Data for the task:
────────

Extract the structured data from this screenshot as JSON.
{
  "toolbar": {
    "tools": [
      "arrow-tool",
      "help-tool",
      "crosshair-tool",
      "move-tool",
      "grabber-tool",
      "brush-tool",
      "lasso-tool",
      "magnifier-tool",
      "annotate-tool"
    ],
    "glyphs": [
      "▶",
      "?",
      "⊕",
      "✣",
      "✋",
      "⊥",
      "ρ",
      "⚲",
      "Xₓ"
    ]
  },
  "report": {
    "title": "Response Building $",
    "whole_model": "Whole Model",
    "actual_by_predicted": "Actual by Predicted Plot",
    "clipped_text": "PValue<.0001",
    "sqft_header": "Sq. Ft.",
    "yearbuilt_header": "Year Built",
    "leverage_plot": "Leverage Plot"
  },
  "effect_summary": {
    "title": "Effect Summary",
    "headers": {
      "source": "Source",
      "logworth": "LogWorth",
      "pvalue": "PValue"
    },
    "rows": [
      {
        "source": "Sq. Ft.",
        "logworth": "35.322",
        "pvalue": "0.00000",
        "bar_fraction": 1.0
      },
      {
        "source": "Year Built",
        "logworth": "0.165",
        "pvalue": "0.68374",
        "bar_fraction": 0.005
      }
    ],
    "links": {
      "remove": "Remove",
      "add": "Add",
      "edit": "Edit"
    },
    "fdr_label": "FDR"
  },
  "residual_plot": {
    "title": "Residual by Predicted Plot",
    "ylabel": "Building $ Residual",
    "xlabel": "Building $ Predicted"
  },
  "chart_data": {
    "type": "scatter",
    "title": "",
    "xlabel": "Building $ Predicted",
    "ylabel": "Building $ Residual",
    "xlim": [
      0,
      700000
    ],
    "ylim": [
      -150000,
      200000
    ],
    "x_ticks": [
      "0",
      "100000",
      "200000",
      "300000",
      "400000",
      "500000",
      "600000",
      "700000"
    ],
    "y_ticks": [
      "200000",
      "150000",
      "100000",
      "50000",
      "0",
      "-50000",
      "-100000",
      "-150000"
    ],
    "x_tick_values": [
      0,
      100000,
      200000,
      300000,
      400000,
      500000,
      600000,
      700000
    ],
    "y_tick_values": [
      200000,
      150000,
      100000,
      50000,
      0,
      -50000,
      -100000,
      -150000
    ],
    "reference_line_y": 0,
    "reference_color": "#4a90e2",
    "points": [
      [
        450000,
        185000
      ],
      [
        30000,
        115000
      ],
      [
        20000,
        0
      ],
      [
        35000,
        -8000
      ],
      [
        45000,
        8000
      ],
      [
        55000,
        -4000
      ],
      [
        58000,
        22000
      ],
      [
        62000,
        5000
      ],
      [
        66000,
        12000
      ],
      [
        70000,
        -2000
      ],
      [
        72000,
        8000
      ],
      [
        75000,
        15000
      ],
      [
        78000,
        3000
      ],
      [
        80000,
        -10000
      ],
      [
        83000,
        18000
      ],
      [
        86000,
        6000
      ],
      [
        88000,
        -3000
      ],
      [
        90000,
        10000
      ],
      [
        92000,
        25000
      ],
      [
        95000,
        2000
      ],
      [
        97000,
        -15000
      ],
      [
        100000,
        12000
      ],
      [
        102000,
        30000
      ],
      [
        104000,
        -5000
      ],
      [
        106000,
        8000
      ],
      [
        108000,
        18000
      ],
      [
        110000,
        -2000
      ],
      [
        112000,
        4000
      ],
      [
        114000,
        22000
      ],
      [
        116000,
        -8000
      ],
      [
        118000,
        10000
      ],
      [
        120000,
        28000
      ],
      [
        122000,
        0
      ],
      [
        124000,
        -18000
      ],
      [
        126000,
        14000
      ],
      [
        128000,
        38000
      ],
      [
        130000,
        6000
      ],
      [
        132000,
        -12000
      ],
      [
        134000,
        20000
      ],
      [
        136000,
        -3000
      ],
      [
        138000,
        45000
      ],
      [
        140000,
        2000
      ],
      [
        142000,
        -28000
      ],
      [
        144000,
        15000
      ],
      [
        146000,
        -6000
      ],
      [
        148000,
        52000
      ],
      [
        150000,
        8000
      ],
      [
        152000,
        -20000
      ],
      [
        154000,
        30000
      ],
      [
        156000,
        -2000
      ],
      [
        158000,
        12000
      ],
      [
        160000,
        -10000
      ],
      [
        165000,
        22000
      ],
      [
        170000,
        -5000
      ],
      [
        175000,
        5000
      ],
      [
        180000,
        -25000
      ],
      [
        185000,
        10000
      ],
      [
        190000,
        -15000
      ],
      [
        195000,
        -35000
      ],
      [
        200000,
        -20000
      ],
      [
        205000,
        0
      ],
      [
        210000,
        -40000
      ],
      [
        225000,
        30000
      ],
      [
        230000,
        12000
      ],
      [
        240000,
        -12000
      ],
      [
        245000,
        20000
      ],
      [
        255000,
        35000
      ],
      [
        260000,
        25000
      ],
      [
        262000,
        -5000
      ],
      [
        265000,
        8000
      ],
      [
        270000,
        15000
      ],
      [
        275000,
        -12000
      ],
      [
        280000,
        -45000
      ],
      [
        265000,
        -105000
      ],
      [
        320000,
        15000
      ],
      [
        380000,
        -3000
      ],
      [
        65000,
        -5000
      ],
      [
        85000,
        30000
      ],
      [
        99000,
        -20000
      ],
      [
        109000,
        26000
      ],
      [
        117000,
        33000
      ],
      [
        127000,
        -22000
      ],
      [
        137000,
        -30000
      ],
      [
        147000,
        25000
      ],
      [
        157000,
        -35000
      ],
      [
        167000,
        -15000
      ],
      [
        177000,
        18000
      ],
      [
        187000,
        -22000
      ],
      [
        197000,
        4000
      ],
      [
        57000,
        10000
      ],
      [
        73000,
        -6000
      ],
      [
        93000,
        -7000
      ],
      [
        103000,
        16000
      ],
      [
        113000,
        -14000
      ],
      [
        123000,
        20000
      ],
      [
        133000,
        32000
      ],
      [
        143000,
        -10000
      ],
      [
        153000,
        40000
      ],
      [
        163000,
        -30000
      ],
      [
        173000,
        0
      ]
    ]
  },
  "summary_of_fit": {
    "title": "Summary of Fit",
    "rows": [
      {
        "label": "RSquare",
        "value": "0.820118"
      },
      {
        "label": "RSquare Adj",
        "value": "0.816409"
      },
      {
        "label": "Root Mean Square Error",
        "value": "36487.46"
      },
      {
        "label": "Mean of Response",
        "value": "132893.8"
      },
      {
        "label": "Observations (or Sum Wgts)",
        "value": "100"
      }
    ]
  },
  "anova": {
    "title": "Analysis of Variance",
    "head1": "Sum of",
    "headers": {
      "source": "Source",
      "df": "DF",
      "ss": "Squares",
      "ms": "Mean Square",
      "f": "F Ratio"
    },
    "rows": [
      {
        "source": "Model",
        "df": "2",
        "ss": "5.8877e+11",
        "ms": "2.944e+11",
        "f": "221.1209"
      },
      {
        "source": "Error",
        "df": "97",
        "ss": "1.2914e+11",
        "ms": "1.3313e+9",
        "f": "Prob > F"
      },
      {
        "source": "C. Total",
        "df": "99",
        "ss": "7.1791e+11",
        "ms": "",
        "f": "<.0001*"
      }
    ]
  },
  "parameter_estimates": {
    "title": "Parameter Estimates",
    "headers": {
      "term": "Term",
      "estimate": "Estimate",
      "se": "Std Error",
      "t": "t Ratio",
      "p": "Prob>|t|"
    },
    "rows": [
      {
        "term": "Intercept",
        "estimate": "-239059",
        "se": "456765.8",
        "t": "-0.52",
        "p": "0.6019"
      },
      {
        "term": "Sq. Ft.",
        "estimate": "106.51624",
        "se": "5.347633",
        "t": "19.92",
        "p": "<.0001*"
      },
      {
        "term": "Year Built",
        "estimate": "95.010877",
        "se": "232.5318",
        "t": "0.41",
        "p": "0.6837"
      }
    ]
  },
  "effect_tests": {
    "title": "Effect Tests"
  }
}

────────

Goal:
Repeat every entry exactly, please.

Full response:
Extract the structured data from this screenshot as JSON.
{
  "toolbar": {
    "tools": [
      "arrow-tool",
      "help-tool",
      "crosshair-tool",
      "move-tool",
      "grabber-tool",
      "brush-tool",
      "lasso-tool",
      "magnifier-tool",
      "annotate-tool"
    ],
    "glyphs": [
      "▶",
      "?",
      "⊕",
      "✣",
      "✋",
      "⊥",
      "ρ",
      "⚲",
      "Xₓ"
    ]
  },
  "report": {
    "title": "Response Building $",
    "whole_model": "Whole Model",
    "actual_by_predicted": "Actual by Predicted Plot",
    "clipped_text": "PValue<.0001",
    "sqft_header": "Sq. Ft.",
    "yearbuilt_header": "Year Built",
    "leverage_plot": "Leverage Plot"
  },
  "effect_summary": {
    "title": "Effect Summary",
    "headers": {
      "source": "Source",
      "logworth": "LogWorth",
      "pvalue": "PValue"
    },
    "rows": [
      {
        "source": "Sq. Ft.",
        "logworth": "35.322",
        "pvalue": "0.00000",
        "bar_fraction": 1.0
      },
      {
        "source": "Year Built",
        "logworth": "0.165",
        "pvalue": "0.68374",
        "bar_fraction": 0.005
      }
    ],
    "links": {
      "remove": "Remove",
      "add": "Add",
      "edit": "Edit"
    },
    "fdr_label": "FDR"
  },
  "residual_plot": {
    "title": "Residual by Predicted Plot",
    "ylabel": "Building $ Residual",
    "xlabel": "Building $ Predicted"
  },
  "chart_data": {
    "type": "scatter",
    "title": "",
    "xlabel": "Building $ Predicted",
    "ylabel": "Building $ Residual",
    "xlim": [
      0,
      700000
    ],
    "ylim": [
      -150000,
      200000
    ],
    "x_ticks": [
      "0",
      "100000",
      "200000",
      "300000",
      "400000",
      "500000",
      "600000",
      "700000"
    ],
    "y_ticks": [
      "200000",
      "150000",
      "100000",
      "50000",
      "0",
      "-50000",
      "-100000",
      "-150000"
    ],
    "x_tick_values": [
      0,
      100000,
      200000,
      300000,
      400000,
      500000,
      600000,
      700000
    ],
    "y_tick_values": [
      200000,
      150000,
      100000,
      50000,
      0,
      -50000,
      -100000,
      -150000
    ],
    "reference_line_y": 0,
    "reference_color": "#4a90e2",
    "points": [
      [
        450000,
        185000
      ],
      [
        30000,
        115000
      ],
      [
        20000,
        0
      ],
      [
        35000,
        -8000
      ],
      [
        45000,
        8000
      ],
      [
        55000,
        -4000
      ],
      [
        58000,
        22000
      ],
      [
        62000,
        5000
      ],
      [
        66000,
        12000
      ],
      [
        70000,
        -2000
      ],
      [
        72000,
        8000
      ],
      [
        75000,
        15000
      ],
      [
        78000,
        3000
      ],
      [
        80000,
        -10000
      ],
      [
        83000,
        18000
      ],
      [
        86000,
        6000
      ],
      [
        88000,
        -3000
      ],
      [
        90000,
        10000
      ],
      [
        92000,
        25000
      ],
      [
        95000,
        2000
      ],
      [
        97000,
        -15000
      ],
      [
        100000,
        12000
      ],
      [
        102000,
        30000
      ],
      [
        104000,
        -5000
      ],
      [
        106000,
        8000
      ],
      [
        108000,
        18000
      ],
      [
        110000,
        -2000
      ],
      [
        112000,
        4000
      ],
      [
        114000,
        22000
      ],
      [
        116000,
        -8000
      ],
      [
        118000,
        10000
      ],
      [
        120000,
        28000
      ],
      [
        122000,
        0
      ],
      [
        124000,
        -18000
      ],
      [
        126000,
        14000
      ],
      [
        128000,
        38000
      ],
      [
        130000,
        6000
      ],
      [
        132000,
        -12000
      ],
      [
        134000,
        20000
      ],
      [
        136000,
        -3000
      ],
      [
        138000,
        45000
      ],
      [
        140000,
        2000
      ],
      [
        142000,
        -28000
      ],
      [
        144000,
        15000
      ],
      [
        146000,
        -6000
      ],
      [
        148000,
        52000
      ],
      [
        150000,
        8000
      ],
      [
        152000,
        -20000
      ],
      [
        154000,
        30000
      ],
      [
        156000,
        -2000
      ],
      [
        158000,
        12000
      ],
      [
        160000,
        -10000
      ],
      [
        165000,
        22000
      ],
      [
        170000,
        -5000
      ],
      [
        175000,
        5000
      ],
      [
        180000,
        -25000
      ],
      [
        185000,
        10000
      ],
      [
        190000,
        -15000
      ],
      [
        195000,
        -35000
      ],
      [
        200000,
        -20000
      ],
      [
        205000,
        0
      ],
      [
        210000,
        -40000
      ],
      [
        225000,
        30000
      ],
      [
        230000,
        12000
      ],
      [
        240000,
        -12000
      ],
      [
        245000,
        20000
      ],
      [
        255000,
        35000
      ],
      [
        260000,
        25000
      ],
      [
        262000,
        -5000
      ],
      [
        265000,
        8000
      ],
      [
        270000,
        15000
      ],
      [
        275000,
        -12000
      ],
      [
        280000,
        -45000
      ],
      [
        265000,
        -105000
      ],
      [
        320000,
        15000
      ],
      [
        380000,
        -3000
      ],
      [
        65000,
        -5000
      ],
      [
        85000,
        30000
      ],
      [
        99000,
        -20000
      ],
      [
        109000,
        26000
      ],
      [
        117000,
        33000
      ],
      [
        127000,
        -22000
      ],
      [
        137000,
        -30000
      ],
      [
        147000,
        25000
      ],
      [
        157000,
        -35000
      ],
      [
        167000,
        -15000
      ],
      [
        177000,
        18000
      ],
      [
        187000,
        -22000
      ],
      [
        197000,
        4000
      ],
      [
        57000,
        10000
      ],
      [
        73000,
        -6000
      ],
      [
        93000,
        -7000
      ],
      [
        103000,
        16000
      ],
      [
        113000,
        -14000
      ],
      [
        123000,
        20000
      ],
      [
        133000,
        32000
      ],
      [
        143000,
        -10000
      ],
      [
        153000,
        40000
      ],
      [
        163000,
        -30000
      ],
      [
        173000,
        0
      ]
    ]
  },
  "summary_of_fit": {
    "title": "Summary of Fit",
    "rows": [
      {
        "label": "RSquare",
        "value": "0.820118"
      },
      {
        "label": "RSquare Adj",
        "value": "0.816409"
      },
      {
        "label": "Root Mean Square Error",
        "value": "36487.46"
      },
      {
        "label": "Mean of Response",
        "value": "132893.8"
      },
      {
        "label": "Observations (or Sum Wgts)",
        "value": "100"
      }
    ]
  },
  "anova": {
    "title": "Analysis of Variance",
    "head1": "Sum of",
    "headers": {
      "source": "Source",
      "df": "DF",
      "ss": "Squares",
      "ms": "Mean Square",
      "f": "F Ratio"
    },
    "rows": [
      {
        "source": "Model",
        "df": "2",
        "ss": "5.8877e+11",
        "ms": "2.944e+11",
        "f": "221.1209"
      },
      {
        "source": "Error",
        "df": "97",
        "ss": "1.2914e+11",
        "ms": "1.3313e+9",
        "f": "Prob > F"
      },
      {
        "source": "C. Total",
        "df": "99",
        "ss": "7.1791e+11",
        "ms": "",
        "f": "<.0001*"
      }
    ]
  },
  "parameter_estimates": {
    "title": "Parameter Estimates",
    "headers": {
      "term": "Term",
      "estimate": "Estimate",
      "se": "Std Error",
      "t": "t Ratio",
      "p": "Prob>|t|"
    },
    "rows": [
      {
        "term": "Intercept",
        "estimate": "-239059",
        "se": "456765.8",
        "t": "-0.52",
        "p": "0.6019"
      },
      {
        "term": "Sq. Ft.",
        "estimate": "106.51624",
        "se": "5.347633",
        "t": "19.92",
        "p": "<.0001*"
      },
      {
        "term": "Year Built",
        "estimate": "95.010877",
        "se": "232.5318",
        "t": "0.41",
        "p": "0.6837"
      }
    ]
  },
  "effect_tests": {
    "title": "Effect Tests"
  }
}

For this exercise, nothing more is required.